WRITTEN PROBLEM:
Please restate the following records word for word.

***** SOURCE MATERIAL *****

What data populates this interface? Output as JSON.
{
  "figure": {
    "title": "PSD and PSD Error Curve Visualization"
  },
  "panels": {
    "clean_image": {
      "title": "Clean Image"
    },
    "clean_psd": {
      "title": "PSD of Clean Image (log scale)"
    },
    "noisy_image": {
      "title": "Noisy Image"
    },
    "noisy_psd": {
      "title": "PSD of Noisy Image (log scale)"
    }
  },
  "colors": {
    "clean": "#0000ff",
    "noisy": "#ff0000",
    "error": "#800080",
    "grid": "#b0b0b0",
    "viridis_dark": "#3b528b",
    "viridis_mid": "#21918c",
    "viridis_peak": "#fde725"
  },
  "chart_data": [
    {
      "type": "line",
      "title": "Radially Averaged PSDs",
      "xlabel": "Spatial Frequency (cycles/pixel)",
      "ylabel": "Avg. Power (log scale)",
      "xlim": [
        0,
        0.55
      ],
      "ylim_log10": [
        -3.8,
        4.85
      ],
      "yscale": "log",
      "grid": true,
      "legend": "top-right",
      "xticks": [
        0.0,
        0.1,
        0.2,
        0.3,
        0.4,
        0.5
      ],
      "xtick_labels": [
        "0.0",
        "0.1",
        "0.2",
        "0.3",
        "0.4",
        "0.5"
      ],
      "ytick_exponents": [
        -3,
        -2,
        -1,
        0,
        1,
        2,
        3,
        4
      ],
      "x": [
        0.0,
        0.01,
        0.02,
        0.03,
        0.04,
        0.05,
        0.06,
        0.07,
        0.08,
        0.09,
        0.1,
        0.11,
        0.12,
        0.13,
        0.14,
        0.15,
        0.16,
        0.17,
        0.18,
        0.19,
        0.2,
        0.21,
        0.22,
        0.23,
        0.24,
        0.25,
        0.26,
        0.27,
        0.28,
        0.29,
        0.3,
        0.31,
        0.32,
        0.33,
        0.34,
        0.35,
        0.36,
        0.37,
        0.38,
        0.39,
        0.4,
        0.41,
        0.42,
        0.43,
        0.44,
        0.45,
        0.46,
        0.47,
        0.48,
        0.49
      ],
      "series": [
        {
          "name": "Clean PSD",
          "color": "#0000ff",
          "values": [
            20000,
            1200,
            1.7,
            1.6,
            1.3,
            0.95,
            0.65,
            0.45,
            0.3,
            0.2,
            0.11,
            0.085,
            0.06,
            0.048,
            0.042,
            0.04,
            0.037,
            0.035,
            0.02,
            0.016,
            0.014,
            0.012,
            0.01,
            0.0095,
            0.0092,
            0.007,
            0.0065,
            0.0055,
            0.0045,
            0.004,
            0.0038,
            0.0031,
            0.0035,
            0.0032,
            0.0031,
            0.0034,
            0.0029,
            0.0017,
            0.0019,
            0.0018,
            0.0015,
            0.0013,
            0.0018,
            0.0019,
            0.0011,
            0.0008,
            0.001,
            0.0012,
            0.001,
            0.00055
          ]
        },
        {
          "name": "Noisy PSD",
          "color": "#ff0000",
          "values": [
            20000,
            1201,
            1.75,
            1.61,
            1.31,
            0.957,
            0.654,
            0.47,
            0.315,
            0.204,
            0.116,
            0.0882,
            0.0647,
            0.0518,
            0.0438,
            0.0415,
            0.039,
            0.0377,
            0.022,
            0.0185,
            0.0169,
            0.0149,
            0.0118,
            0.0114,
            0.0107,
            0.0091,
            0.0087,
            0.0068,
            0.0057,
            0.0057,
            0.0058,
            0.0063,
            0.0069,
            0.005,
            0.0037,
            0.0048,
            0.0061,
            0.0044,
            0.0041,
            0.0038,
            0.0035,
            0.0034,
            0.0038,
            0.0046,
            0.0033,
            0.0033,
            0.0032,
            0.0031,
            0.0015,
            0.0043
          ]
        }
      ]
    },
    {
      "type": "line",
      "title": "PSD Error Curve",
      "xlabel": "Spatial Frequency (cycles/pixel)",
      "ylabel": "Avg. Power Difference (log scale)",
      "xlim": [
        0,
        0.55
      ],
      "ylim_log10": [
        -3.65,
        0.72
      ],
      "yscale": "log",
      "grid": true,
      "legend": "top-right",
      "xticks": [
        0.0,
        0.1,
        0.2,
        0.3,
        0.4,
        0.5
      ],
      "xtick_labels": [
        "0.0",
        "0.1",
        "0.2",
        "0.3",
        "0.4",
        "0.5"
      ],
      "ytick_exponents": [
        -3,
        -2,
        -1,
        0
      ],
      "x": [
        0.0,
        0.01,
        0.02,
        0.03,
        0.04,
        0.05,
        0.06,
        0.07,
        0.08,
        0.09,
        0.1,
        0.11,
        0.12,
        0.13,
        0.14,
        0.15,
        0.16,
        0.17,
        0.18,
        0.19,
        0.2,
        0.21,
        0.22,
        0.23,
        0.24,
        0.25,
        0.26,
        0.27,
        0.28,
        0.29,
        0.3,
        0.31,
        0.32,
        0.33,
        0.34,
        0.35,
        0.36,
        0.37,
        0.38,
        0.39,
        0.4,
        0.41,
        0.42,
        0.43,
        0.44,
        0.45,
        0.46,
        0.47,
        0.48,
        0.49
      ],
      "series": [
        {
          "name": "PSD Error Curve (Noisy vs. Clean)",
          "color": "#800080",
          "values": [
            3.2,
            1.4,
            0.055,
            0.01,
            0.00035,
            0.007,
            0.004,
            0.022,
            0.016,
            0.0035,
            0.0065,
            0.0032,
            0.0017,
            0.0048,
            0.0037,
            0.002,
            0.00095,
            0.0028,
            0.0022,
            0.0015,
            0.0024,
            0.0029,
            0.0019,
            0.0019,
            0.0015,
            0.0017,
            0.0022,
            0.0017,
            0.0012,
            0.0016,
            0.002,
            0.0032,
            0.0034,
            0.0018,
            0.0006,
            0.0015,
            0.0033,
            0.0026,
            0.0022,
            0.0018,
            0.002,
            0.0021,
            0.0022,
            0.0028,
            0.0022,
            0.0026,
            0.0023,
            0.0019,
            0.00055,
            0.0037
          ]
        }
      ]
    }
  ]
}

*****

ANSWER:
What data populates this interface? Output as JSON.
{
  "figure": {
    "title": "PSD and PSD Error Curve Visualization"
  },
  "panels": {
    "clean_image": {
      "title": "Clean Image"
    },
    "clean_psd": {
      "title": "PSD of Clean Image (log scale)"
    },
    "noisy_image": {
      "title": "Noisy Image"
    },
    "noisy_psd": {
      "title": "PSD of Noisy Image (log scale)"
    }
  },
  "colors": {
    "clean": "#0000ff",
    "noisy": "#ff0000",
    "error": "#800080",
    "grid": "#b0b0b0",
    "viridis_dark": "#3b528b",
    "viridis_mid": "#21918c",
    "viridis_peak": "#fde725"
  },
  "chart_data": [
    {
      "type": "line",
      "title": "Radially Averaged PSDs",
      "xlabel": "Spatial Frequency (cycles/pixel)",
      "ylabel": "Avg. Power (log scale)",
      "xlim": [
        0,
        0.55
      ],
      "ylim_log10": [
        -3.8,
        4.85
      ],
      "yscale": "log",
      "grid": true,
      "legend": "top-right",
      "xticks": [
        0.0,
        0.1,
        0.2,
        0.3,
        0.4,
        0.5
      ],
      "xtick_labels": [
        "0.0",
        "0.1",
        "0.2",
        "0.3",
        "0.4",
        "0.5"
      ],
      "ytick_exponents": [
        -3,
        -2,
        -1,
        0,
        1,
        2,
        3,
        4
      ],
      "x": [
        0.0,
        0.01,
        0.02,
        0.03,
        0.04,
        0.05,
        0.06,
        0.07,
        0.08,
        0.09,
        0.1,
        0.11,
        0.12,
        0.13,
        0.14,
        0.15,
        0.16,
        0.17,
        0.18,
        0.19,
        0.2,
        0.21,
        0.22,
        0.23,
        0.24,
        0.25,
        0.26,
        0.27,
        0.28,
        0.29,
        0.3,
        0.31,
        0.32,
        0.33,
        0.34,
        0.35,
        0.36,
        0.37,
        0.38,
        0.39,
        0.4,
        0.41,
        0.42,
        0.43,
        0.44,
        0.45,
        0.46,
        0.47,
        0.48,
        0.49
      ],
      "series": [
        {
          "name": "Clean PSD",
          "color": "#0000ff",
          "values": [
            20000,
            1200,
            1.7,
            1.6,
            1.3,
            0.95,
            0.65,
            0.45,
            0.3,
            0.2,
            0.11,
            0.085,
            0.06,
            0.048,
            0.042,
            0.04,
            0.037,
            0.035,
            0.02,
            0.016,
            0.014,
            0.012,
            0.01,
            0.0095,
            0.0092,
            0.007,
            0.0065,
            0.0055,
            0.0045,
            0.004,
            0.0038,
            0.0031,
            0.0035,
            0.0032,
            0.0031,
            0.0034,
            0.0029,
            0.0017,
            0.0019,
            0.0018,
            0.0015,
            0.0013,
            0.0018,
            0.0019,
            0.0011,
            0.0008,
            0.001,
            0.0012,
            0.001,
            0.00055
          ]
        },
        {
          "name": "Noisy PSD",
          "color": "#ff0000",
          "values": [
            20000,
            1201,
            1.75,
            1.61,
            1.31,
            0.957,
            0.654,
            0.47,
            0.315,
            0.204,
            0.116,
            0.0882,
            0.0647,
            0.0518,
            0.0438,
            0.0415,
            0.039,
            0.0377,
            0.022,
            0.0185,
            0.0169,
            0.0149,
            0.0118,
            0.0114,
            0.0107,
            0.0091,
            0.0087,
            0.0068,
            0.0057,
            0.0057,
            0.0058,
            0.0063,
            0.0069,
            0.005,
            0.0037,
            0.0048,
            0.0061,
            0.0044,
            0.0041,
            0.0038,
            0.0035,
            0.0034,
            0.0038,
            0.0046,
            0.0033,
            0.0033,
            0.0032,
            0.0031,
            0.0015,
            0.0043
          ]
        }
      ]
    },
    {
      "type": "line",
      "title": "PSD Error Curve",
      "xlabel": "Spatial Frequency (cycles/pixel)",
      "ylabel": "Avg. Power Difference (log scale)",
      "xlim": [
        0,
        0.55
      ],
      "ylim_log10": [
        -3.65,
        0.72
      ],
      "yscale": "log",
      "grid": true,
      "legend": "top-right",
      "xticks": [
        0.0,
        0.1,
        0.2,
        0.3,
        0.4,
        0.5
      ],
      "xtick_labels": [
        "0.0",
        "0.1",
        "0.2",
        "0.3",
        "0.4",
        "0.5"
      ],
      "ytick_exponents": [
        -3,
        -2,
        -1,
        0
      ],
      "x": [
        0.0,
        0.01,
        0.02,
        0.03,
        0.04,
        0.05,
        0.06,
        0.07,
        0.08,
        0.09,
        0.1,
        0.11,
        0.12,
        0.13,
        0.14,
        0.15,
        0.16,
        0.17,
        0.18,
        0.19,
        0.2,
        0.21,
        0.22,
        0.23,
        0.24,
        0.25,
        0.26,
        0.27,
        0.28,
        0.29,
        0.3,
        0.31,
        0.32,
        0.33,
        0.34,
        0.35,
        0.36,
        0.37,
        0.38,
        0.39,
        0.4,
        0.41,
        0.42,
        0.43,
        0.44,
        0.45,
        0.46,
        0.47,
        0.48,
        0.49
      ],
      "series": [
        {
          "name": "PSD Error Curve (Noisy vs. Clean)",
          "color": "#800080",
          "values": [
            3.2,
            1.4,
            0.055,
            0.01,
            0.00035,
            0.007,
            0.004,
            0.022,
            0.016,
            0.0035,
            0.0065,
            0.0032,
            0.0017,
            0.0048,
            0.0037,
            0.002,
            0.00095,
            0.0028,
            0.0022,
            0.0015,
            0.0024,
            0.0029,
            0.0019,
            0.0019,
            0.0015,
            0.0017,
            0.0022,
            0.0017,
            0.0012,
            0.0016,
            0.002,
            0.0032,
            0.0034,
            0.0018,
            0.0006,
            0.0015,
            0.0033,
            0.0026,
            0.0022,
            0.0018,
            0.002,
            0.0021,
            0.0022,
            0.0028,
            0.0022,
            0.0026,
            0.0023,
            0.0019,
            0.00055,
            0.0037
          ]
        }
      ]
    }
  ]
}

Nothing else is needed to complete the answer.